**Objective**
Return every entry exactly as written.

**Data shown**

____

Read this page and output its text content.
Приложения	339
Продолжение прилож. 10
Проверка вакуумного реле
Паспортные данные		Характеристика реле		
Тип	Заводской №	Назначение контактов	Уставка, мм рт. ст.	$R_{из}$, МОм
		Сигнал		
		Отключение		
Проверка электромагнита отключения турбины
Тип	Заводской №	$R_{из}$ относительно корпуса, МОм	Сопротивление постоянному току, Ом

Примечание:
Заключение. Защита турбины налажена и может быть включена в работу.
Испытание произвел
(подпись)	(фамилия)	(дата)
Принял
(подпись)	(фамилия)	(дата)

____

**Answer for this exercise**
Read this page and output its text content.
Приложения	339
Продолжение прилож. 10
Проверка вакуумного реле
Паспортные данные		Характеристика реле		
Тип	Заводской №	Назначение контактов	Уставка, мм рт. ст.	$R_{из}$, МОм
		Сигнал		
		Отключение		
Проверка электромагнита отключения турбины
Тип	Заводской №	$R_{из}$ относительно корпуса, МОм	Сопротивление постоянному току, Ом

Примечание:
Заключение. Защита турбины налажена и может быть включена в работу.
Испытание произвел
(подпись)	(фамилия)	(дата)
Принял
(подпись)	(фамилия)	(дата)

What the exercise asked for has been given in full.